Problems to work on:
**A.** Return the passage of the memory barriers post between "On Thu, Feb" and "doing it wrong?", inclusive.
**B.** Resume the post about missing memory barriers, picking up right after its final sentence.

Page:

Missing memory barriers

Avery Pennarun apenwarr at gmail.com
Fri Feb 28 01:10:31 EST 2014


On Thu, Feb 27, 2014 at 7:48 AM, Kalle Valo <kvalo at qca.qualcomm.com> wrote:
> Avery Pennarun <apenwarr at gmail.com> writes:
>> - there are definitely some missing memory barriers in here; in a few
>> cases you can clearly see a write getting done before the read that
>> came before it.  Looking at the definitions for iowrite32 and
>> ioread32, and for rmb() and wmb(), we can see that the use of rmb()
>> and wmb() do not work properly (at least on ARM) when you care about
>> the ordering between reads and writes.  However, I don't think this
>> actually causes the problem.
>
> Can you tell more about this, please? Did you find out where we are
> actually doing it wrong?

Sure.  It's been a while since I wrote the above and it was with an
older version of the ath10k driver, but basically what happens is as
follows.

First look in arch/arm/include/asm/system.h.  Note that in various
situations, rmb() and wmb() may be defined identically or may do
slightly different things.  On the architecture I'm using, I'm fairly
sure they are defined identically.  Results may be slightly different
if they are not.

Material:
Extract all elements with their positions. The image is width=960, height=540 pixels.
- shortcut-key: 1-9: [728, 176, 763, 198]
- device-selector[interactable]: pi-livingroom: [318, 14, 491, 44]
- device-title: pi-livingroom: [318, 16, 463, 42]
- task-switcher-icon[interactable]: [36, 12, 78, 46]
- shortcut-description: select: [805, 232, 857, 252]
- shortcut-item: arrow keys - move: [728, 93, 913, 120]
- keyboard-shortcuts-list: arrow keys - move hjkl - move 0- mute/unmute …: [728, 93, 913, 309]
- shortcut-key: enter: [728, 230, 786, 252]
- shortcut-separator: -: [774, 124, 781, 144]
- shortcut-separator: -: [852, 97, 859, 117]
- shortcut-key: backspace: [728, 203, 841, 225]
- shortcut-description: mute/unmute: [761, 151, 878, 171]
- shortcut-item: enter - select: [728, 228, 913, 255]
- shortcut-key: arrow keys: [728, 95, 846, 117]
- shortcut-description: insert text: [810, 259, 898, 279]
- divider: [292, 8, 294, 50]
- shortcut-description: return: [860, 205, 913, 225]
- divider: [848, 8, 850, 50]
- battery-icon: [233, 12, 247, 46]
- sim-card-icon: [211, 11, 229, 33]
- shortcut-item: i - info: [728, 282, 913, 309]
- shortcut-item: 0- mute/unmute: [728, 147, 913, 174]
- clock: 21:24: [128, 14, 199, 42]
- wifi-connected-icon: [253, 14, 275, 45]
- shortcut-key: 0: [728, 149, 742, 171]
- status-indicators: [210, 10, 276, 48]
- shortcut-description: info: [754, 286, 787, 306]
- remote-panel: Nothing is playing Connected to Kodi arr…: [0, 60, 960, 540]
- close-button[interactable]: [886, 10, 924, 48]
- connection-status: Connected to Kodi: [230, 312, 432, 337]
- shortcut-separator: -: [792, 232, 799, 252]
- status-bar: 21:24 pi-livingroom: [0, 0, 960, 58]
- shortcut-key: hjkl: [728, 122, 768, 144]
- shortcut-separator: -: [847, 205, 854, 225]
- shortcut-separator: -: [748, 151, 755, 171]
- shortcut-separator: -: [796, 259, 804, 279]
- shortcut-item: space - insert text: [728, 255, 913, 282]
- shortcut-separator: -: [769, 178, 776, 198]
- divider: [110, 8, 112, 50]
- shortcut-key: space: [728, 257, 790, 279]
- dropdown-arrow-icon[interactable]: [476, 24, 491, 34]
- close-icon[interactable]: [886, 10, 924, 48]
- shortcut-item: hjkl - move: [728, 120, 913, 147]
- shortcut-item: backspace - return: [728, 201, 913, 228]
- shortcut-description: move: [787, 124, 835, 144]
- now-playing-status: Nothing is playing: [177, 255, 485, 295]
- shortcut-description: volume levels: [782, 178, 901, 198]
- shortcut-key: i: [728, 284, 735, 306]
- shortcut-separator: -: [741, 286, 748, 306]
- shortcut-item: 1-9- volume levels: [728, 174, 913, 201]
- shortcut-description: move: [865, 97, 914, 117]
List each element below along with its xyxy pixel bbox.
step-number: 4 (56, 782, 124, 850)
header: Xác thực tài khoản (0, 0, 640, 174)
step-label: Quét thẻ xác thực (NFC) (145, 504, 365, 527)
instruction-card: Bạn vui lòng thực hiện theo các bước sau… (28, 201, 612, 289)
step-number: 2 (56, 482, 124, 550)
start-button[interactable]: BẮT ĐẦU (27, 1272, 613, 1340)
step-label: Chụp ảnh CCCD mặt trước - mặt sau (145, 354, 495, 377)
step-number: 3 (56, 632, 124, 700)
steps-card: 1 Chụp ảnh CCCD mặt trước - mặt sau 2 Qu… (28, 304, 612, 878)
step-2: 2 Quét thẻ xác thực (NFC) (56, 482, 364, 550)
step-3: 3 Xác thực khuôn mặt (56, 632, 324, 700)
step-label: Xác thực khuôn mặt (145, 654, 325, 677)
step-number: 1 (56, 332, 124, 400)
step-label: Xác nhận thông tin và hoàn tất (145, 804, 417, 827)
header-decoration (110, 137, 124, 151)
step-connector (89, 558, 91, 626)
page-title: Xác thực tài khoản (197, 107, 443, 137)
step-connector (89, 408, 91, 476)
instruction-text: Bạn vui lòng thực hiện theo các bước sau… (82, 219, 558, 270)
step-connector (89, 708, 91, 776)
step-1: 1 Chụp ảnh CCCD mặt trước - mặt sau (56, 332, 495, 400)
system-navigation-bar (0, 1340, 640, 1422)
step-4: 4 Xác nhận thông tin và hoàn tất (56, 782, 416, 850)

Task responses:
**A.**
On Thu, Feb 27, 2014 at 7:48 AM, Kalle Valo <kvalo at qca.qualcomm.com> wrote:
> Avery Pennarun <apenwarr at gmail.com> writes:
>> - there are definitely some missing memory barriers in here; in a few
>> cases you can clearly see a write getting done before the read that
>> came before it.  Looking at the definitions for iowrite32 and
>> ioread32, and for rmb() and wmb(), we can see that the use of rmb()
>> and wmb() do not work properly (at least on ARM) when you care about
>> the ordering between reads and writes.  However, I don't think this
>> actually causes the problem.
>
> Can you tell more about this, please? Did you find out where we are
> actually doing it wrong?

**B.**
Next look at arch/arm/include/asm/io.h at the definitions for
iowrite32 and ioread32.  In pseudocode they are roughly like this:

iowrite32:
   wmb();
   write();
ioread32:
   read();
   rmb();

So for example in ath10k_pci_device_reset (or ath10k_pci_cold_reset if
you have that set of patches), there is a code sequence that looks
something like this:

- write the reset register
- loop:
  - read the status

I noticed that when the device crashes the PCIe bus due to voltage
problems, writing the reset register is not what causes the PCIe host
to notice an abort - it's reading the status afterward.  While
investigating this, I hooked up a PCIe bus analyzer and found that it
was reading the status *before* writing the reset.  That's because the
above expands out to:

   wmb()
   write(reset)
   read(status)
   rmb()

which the CPU or compiler is free to reorder as:

  wmb()
  read(status)
  write(reset)
  rmb()

And in fact, it *wants* to do this reordering because there is a
conditional that depends on the result of read(status), so with the
reordering, the CPU pipeline can think about that conditional while
executing write(reset) in parallel.  And this is indeed what happens,
according to my PCIe bus trace.

The way the ARM iowrite/ioread barriers are set up, it works as
expected when you read before writing, but the first read after a
write can be reordered.  If you want to be careful about this, I think
you'd have to insert an extra barrier by hand.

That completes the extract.